EXERCISE PROMPT: Go through the listing and copy each line with the string "full".

MATERIAL FOR THIS EXERCISE:
(begin)
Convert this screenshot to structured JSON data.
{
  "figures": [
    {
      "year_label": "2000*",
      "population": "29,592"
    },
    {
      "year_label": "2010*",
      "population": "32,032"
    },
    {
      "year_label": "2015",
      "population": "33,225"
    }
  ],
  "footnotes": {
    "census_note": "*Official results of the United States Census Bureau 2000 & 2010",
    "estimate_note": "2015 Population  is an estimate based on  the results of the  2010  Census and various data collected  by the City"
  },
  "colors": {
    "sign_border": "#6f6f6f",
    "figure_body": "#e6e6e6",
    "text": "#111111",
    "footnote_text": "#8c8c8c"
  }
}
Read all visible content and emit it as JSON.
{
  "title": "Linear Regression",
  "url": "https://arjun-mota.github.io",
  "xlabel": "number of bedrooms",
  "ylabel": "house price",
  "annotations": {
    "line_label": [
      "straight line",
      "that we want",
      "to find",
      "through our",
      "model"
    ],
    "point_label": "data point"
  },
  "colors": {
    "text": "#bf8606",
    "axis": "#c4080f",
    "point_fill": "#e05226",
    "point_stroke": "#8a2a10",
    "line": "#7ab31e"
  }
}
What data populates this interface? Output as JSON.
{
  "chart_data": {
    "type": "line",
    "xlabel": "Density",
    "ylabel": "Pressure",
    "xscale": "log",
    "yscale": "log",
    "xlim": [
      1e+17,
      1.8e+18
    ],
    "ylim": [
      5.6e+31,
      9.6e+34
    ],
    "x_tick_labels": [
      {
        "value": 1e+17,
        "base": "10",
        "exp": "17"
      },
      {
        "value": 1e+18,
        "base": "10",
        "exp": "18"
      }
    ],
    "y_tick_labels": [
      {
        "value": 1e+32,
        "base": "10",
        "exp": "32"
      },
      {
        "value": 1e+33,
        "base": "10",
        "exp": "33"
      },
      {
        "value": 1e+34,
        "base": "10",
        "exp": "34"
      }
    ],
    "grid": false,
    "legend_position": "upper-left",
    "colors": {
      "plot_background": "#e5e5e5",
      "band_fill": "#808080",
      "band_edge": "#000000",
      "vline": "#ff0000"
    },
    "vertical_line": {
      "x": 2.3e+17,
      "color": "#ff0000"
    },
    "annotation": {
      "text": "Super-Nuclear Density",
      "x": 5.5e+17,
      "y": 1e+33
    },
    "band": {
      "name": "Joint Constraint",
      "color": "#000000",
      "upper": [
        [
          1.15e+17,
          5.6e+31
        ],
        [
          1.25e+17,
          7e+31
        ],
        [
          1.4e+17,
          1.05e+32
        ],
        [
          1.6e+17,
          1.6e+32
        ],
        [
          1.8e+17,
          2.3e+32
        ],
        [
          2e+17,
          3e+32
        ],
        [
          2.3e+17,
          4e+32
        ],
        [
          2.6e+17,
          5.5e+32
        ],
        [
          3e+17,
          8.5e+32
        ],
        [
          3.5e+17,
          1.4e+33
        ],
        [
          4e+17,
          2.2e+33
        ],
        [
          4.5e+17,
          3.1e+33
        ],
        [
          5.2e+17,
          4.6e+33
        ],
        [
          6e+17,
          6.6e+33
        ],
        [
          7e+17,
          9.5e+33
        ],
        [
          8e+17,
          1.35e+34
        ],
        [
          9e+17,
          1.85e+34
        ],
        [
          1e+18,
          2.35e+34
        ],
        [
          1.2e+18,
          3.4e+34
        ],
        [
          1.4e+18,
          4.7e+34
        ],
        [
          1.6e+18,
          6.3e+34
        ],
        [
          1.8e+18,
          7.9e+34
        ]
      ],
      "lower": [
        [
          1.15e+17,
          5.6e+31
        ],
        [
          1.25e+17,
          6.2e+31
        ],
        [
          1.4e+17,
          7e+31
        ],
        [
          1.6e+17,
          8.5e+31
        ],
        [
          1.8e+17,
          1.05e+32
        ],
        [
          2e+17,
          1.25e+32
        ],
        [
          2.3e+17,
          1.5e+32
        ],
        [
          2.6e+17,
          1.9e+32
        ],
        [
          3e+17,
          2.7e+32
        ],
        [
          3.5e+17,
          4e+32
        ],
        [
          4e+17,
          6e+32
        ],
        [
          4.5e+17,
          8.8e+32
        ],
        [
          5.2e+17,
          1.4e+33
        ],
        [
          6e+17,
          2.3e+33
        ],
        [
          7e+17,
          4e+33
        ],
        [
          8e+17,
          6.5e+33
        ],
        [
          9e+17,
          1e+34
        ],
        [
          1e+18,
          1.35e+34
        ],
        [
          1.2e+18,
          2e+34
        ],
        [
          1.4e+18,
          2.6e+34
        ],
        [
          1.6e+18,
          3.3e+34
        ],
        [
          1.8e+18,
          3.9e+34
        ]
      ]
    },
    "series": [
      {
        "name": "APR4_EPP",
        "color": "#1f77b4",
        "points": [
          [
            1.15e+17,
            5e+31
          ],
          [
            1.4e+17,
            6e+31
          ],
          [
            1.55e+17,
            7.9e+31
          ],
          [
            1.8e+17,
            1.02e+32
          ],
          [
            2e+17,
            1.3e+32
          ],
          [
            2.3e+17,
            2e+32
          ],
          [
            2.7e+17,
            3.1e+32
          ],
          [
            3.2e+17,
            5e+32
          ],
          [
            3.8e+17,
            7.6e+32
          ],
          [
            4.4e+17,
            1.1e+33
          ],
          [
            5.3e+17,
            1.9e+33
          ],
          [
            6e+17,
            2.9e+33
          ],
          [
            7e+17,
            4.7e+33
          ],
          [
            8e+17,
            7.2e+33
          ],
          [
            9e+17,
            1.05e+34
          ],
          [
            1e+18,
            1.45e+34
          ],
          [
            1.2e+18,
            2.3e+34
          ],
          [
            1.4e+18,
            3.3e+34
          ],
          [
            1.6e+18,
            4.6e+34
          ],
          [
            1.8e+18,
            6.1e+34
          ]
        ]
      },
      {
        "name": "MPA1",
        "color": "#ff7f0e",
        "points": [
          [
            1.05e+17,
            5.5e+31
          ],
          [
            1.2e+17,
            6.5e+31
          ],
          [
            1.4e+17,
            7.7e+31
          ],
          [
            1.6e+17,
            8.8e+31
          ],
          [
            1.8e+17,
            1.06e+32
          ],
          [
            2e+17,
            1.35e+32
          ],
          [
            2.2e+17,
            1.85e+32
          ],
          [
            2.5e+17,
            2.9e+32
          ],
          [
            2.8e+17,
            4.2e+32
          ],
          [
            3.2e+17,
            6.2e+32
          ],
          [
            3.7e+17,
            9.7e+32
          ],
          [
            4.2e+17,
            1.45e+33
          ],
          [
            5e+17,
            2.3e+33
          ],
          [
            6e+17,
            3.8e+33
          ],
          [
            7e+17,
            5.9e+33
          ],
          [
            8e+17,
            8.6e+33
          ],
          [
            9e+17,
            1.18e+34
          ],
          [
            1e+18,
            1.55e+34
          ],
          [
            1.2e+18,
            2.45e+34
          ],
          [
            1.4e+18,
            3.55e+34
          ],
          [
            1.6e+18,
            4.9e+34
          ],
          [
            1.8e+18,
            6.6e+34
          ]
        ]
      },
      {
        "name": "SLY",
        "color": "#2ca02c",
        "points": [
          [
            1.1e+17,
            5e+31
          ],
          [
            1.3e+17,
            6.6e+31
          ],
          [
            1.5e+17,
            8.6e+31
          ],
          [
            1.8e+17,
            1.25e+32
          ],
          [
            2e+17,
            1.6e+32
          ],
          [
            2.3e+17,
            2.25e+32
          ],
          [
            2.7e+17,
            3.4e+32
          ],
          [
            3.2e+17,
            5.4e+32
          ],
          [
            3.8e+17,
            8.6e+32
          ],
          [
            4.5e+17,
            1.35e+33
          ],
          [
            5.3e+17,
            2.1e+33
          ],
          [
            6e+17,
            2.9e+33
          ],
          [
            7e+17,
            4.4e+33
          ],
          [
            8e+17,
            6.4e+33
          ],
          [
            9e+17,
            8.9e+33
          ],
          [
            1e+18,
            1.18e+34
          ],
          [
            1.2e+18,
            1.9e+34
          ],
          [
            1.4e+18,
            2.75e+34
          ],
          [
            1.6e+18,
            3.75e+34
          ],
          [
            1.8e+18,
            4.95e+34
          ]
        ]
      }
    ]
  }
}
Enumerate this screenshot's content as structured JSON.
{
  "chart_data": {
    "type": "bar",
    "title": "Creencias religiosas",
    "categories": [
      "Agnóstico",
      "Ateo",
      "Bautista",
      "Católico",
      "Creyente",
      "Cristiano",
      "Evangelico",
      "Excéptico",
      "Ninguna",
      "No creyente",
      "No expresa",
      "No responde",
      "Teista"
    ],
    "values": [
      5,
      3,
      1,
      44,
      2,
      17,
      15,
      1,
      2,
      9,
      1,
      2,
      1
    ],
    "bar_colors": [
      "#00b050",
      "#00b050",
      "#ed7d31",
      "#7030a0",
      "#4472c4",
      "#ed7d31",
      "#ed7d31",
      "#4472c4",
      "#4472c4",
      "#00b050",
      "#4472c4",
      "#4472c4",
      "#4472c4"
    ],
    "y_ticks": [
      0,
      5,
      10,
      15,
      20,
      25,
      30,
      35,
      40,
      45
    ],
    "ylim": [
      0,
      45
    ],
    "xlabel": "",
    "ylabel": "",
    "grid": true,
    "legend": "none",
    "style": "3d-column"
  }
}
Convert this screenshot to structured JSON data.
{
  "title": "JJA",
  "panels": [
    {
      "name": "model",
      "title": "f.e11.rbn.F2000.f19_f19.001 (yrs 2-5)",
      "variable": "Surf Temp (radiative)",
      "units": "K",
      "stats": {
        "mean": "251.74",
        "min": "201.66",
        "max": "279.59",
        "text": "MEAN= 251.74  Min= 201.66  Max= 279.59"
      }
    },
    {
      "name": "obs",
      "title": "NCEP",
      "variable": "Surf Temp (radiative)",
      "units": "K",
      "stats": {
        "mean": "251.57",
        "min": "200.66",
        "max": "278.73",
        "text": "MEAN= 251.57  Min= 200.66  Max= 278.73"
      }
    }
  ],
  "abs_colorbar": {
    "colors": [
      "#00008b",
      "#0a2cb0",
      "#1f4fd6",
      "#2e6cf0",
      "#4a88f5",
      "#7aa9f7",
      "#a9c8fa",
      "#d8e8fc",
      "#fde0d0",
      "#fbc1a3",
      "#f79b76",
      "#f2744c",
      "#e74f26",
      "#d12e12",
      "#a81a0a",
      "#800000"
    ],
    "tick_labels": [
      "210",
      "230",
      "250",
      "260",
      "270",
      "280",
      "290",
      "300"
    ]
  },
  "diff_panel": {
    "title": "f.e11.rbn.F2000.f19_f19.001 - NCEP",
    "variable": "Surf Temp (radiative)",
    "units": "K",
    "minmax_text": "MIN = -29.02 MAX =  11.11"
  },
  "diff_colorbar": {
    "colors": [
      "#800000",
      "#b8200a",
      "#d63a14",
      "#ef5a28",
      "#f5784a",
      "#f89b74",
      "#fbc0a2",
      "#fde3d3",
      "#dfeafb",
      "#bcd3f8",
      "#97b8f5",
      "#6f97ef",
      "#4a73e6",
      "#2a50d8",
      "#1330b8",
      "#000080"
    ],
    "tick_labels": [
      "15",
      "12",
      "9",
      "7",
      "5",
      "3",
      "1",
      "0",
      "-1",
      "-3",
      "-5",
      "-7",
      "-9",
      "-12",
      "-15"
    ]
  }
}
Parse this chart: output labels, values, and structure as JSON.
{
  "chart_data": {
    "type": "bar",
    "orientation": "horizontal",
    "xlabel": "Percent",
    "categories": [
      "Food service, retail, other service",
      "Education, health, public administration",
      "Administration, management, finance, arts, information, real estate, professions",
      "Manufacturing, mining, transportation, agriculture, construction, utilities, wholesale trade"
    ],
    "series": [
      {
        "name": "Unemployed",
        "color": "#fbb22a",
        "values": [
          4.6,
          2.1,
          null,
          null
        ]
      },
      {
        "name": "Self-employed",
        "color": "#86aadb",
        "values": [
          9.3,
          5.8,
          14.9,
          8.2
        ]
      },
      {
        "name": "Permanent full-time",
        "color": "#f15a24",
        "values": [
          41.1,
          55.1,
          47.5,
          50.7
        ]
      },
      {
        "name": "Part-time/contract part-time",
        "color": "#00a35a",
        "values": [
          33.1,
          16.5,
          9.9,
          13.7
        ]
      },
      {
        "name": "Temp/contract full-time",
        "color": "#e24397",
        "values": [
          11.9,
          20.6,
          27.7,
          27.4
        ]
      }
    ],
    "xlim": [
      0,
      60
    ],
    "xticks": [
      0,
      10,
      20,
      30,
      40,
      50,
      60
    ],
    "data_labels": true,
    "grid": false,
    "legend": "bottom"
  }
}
(end)
TASK OUTPUT:
        "name": "Permanent full-time",
        "name": "Temp/contract full-time",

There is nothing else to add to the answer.